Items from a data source
========================================
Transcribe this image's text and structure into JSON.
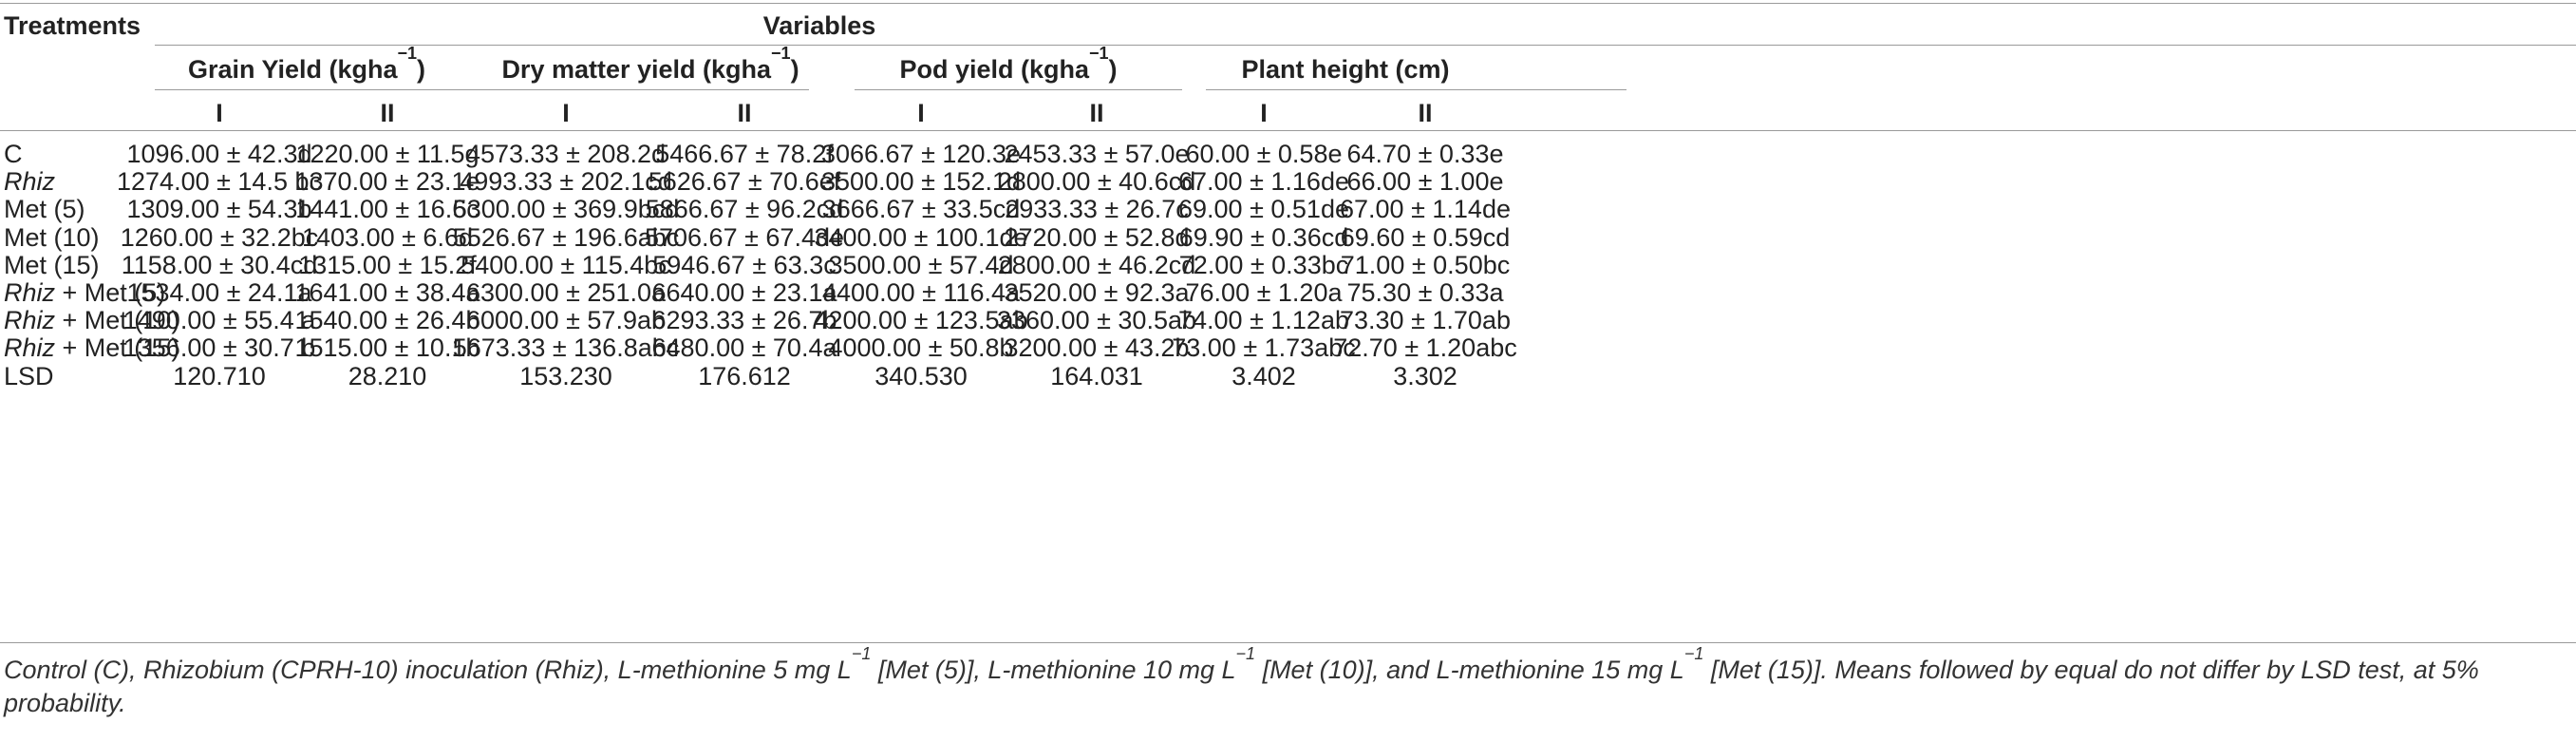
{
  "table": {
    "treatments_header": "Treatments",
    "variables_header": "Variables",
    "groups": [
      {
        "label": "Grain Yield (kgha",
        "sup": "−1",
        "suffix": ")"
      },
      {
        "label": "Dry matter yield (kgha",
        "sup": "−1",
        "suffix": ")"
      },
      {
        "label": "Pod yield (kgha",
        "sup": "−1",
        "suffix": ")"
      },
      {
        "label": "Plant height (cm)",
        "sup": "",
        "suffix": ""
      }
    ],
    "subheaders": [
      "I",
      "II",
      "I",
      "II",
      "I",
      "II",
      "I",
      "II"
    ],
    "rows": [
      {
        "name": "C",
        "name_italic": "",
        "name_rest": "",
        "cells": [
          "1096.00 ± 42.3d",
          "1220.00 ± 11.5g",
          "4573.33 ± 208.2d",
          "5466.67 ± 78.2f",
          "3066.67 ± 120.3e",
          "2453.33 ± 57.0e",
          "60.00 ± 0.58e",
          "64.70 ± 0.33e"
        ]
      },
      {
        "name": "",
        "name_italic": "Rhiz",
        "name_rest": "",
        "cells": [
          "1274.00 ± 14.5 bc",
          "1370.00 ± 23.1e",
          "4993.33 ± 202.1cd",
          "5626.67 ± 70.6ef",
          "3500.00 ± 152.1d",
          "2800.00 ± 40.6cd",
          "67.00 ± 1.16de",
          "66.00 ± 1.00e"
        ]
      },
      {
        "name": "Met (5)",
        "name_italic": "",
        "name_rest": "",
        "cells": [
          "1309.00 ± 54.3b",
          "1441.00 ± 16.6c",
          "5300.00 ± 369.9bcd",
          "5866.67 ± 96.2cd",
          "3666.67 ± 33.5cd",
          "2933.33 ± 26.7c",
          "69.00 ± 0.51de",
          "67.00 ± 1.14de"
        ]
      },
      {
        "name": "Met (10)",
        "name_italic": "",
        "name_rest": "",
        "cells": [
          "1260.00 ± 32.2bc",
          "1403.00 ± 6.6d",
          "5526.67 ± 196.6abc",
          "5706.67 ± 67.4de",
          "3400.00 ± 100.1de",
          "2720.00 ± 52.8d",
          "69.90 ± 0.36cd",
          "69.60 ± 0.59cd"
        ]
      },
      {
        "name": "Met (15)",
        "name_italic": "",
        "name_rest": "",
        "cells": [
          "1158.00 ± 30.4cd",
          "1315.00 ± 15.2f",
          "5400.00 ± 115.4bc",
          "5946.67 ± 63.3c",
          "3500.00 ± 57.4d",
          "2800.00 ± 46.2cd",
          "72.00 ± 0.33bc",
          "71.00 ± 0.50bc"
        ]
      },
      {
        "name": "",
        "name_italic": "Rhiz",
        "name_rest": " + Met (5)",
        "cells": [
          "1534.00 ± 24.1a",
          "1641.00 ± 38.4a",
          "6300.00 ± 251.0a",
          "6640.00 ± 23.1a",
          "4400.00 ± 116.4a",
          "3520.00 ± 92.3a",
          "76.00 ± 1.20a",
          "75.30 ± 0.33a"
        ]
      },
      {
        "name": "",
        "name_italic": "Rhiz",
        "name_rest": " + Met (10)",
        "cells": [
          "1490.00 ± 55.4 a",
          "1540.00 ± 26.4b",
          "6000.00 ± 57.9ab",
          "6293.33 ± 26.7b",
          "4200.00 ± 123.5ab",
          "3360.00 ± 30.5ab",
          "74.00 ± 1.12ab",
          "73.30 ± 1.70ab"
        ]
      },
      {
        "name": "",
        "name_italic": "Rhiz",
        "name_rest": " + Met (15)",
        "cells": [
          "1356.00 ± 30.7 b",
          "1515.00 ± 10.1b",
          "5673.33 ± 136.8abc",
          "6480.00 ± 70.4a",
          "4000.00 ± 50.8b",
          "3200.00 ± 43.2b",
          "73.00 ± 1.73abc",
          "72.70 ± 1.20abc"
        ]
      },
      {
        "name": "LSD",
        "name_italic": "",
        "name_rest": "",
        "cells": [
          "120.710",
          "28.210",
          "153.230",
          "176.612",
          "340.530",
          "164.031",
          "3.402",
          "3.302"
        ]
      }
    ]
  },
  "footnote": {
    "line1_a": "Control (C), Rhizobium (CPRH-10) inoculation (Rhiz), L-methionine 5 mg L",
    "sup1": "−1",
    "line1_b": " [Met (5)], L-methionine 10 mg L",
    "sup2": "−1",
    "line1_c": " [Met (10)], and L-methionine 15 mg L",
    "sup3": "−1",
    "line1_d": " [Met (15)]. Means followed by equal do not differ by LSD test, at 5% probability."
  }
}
========================================
Return the listing above unchanged, apart from dropping its pictures.

Transcribe this image's text and structure into JSON.
{
  "table": {
    "treatments_header": "Treatments",
    "variables_header": "Variables",
    "groups": [
      {
        "label": "Grain Yield (kgha",
        "sup": "−1",
        "suffix": ")"
      },
      {
        "label": "Dry matter yield (kgha",
        "sup": "−1",
        "suffix": ")"
      },
      {
        "label": "Pod yield (kgha",
        "sup": "−1",
        "suffix": ")"
      },
      {
        "label": "Plant height (cm)",
        "sup": "",
        "suffix": ""
      }
    ],
    "subheaders": [
      "I",
      "II",
      "I",
      "II",
      "I",
      "II",
      "I",
      "II"
    ],
    "rows": [
      {
        "name": "C",
        "name_italic": "",
        "name_rest": "",
        "cells": [
          "1096.00 ± 42.3d",
          "1220.00 ± 11.5g",
          "4573.33 ± 208.2d",
          "5466.67 ± 78.2f",
          "3066.67 ± 120.3e",
          "2453.33 ± 57.0e",
          "60.00 ± 0.58e",
          "64.70 ± 0.33e"
        ]
      },
      {
        "name": "",
        "name_italic": "Rhiz",
        "name_rest": "",
        "cells": [
          "1274.00 ± 14.5 bc",
          "1370.00 ± 23.1e",
          "4993.33 ± 202.1cd",
          "5626.67 ± 70.6ef",
          "3500.00 ± 152.1d",
          "2800.00 ± 40.6cd",
          "67.00 ± 1.16de",
          "66.00 ± 1.00e"
        ]
      },
      {
        "name": "Met (5)",
        "name_italic": "",
        "name_rest": "",
        "cells": [
          "1309.00 ± 54.3b",
          "1441.00 ± 16.6c",
          "5300.00 ± 369.9bcd",
          "5866.67 ± 96.2cd",
          "3666.67 ± 33.5cd",
          "2933.33 ± 26.7c",
          "69.00 ± 0.51de",
          "67.00 ± 1.14de"
        ]
      },
      {
        "name": "Met (10)",
        "name_italic": "",
        "name_rest": "",
        "cells": [
          "1260.00 ± 32.2bc",
          "1403.00 ± 6.6d",
          "5526.67 ± 196.6abc",
          "5706.67 ± 67.4de",
          "3400.00 ± 100.1de",
          "2720.00 ± 52.8d",
          "69.90 ± 0.36cd",
          "69.60 ± 0.59cd"
        ]
      },
      {
        "name": "Met (15)",
        "name_italic": "",
        "name_rest": "",
        "cells": [
          "1158.00 ± 30.4cd",
          "1315.00 ± 15.2f",
          "5400.00 ± 115.4bc",
          "5946.67 ± 63.3c",
          "3500.00 ± 57.4d",
          "2800.00 ± 46.2cd",
          "72.00 ± 0.33bc",
          "71.00 ± 0.50bc"
        ]
      },
      {
        "name": "",
        "name_italic": "Rhiz",
        "name_rest": " + Met (5)",
        "cells": [
          "1534.00 ± 24.1a",
          "1641.00 ± 38.4a",
          "6300.00 ± 251.0a",
          "6640.00 ± 23.1a",
          "4400.00 ± 116.4a",
          "3520.00 ± 92.3a",
          "76.00 ± 1.20a",
          "75.30 ± 0.33a"
        ]
      },
      {
        "name": "",
        "name_italic": "Rhiz",
        "name_rest": " + Met (10)",
        "cells": [
          "1490.00 ± 55.4 a",
          "1540.00 ± 26.4b",
          "6000.00 ± 57.9ab",
          "6293.33 ± 26.7b",
          "4200.00 ± 123.5ab",
          "3360.00 ± 30.5ab",
          "74.00 ± 1.12ab",
          "73.30 ± 1.70ab"
        ]
      },
      {
        "name": "",
        "name_italic": "Rhiz",
        "name_rest": " + Met (15)",
        "cells": [
          "1356.00 ± 30.7 b",
          "1515.00 ± 10.1b",
          "5673.33 ± 136.8abc",
          "6480.00 ± 70.4a",
          "4000.00 ± 50.8b",
          "3200.00 ± 43.2b",
          "73.00 ± 1.73abc",
          "72.70 ± 1.20abc"
        ]
      },
      {
        "name": "LSD",
        "name_italic": "",
        "name_rest": "",
        "cells": [
          "120.710",
          "28.210",
          "153.230",
          "176.612",
          "340.530",
          "164.031",
          "3.402",
          "3.302"
        ]
      }
    ]
  },
  "footnote": {
    "line1_a": "Control (C), Rhizobium (CPRH-10) inoculation (Rhiz), L-methionine 5 mg L",
    "sup1": "−1",
    "line1_b": " [Met (5)], L-methionine 10 mg L",
    "sup2": "−1",
    "line1_c": " [Met (10)], and L-methionine 15 mg L",
    "sup3": "−1",
    "line1_d": " [Met (15)]. Means followed by equal do not differ by LSD test, at 5% probability."
  }
}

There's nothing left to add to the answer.